_RECORDS FOR PROCESSING_:
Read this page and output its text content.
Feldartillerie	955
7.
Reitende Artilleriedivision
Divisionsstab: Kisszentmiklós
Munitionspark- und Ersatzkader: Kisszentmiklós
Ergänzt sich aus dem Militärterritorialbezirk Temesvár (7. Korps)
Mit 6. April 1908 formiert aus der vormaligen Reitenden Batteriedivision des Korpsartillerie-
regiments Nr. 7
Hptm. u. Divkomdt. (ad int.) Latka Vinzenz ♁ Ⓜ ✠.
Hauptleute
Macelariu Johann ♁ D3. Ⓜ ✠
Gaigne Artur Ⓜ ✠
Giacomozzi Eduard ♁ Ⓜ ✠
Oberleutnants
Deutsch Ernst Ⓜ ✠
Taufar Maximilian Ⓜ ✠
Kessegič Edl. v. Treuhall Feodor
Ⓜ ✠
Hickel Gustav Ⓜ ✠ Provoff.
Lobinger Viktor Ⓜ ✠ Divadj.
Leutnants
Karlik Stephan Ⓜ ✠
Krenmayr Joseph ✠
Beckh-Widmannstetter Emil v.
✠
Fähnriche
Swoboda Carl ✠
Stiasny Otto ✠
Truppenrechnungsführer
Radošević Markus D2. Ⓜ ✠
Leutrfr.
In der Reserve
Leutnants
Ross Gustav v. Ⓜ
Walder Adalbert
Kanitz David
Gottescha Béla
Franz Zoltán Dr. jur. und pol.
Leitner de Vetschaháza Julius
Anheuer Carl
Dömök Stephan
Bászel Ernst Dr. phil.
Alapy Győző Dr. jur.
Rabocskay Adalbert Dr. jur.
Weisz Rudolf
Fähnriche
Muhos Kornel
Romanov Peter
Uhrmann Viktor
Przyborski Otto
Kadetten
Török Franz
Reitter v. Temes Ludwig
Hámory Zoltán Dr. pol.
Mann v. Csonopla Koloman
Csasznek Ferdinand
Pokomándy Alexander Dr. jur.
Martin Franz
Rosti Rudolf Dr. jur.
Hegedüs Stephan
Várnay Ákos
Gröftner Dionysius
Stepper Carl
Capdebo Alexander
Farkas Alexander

_WHAT THE TASK REQUIRES_:
From the material given, work out how many lines hold the string "Zoltán"; state that number and nothing further.

_RESULT OF THE TASK_:
2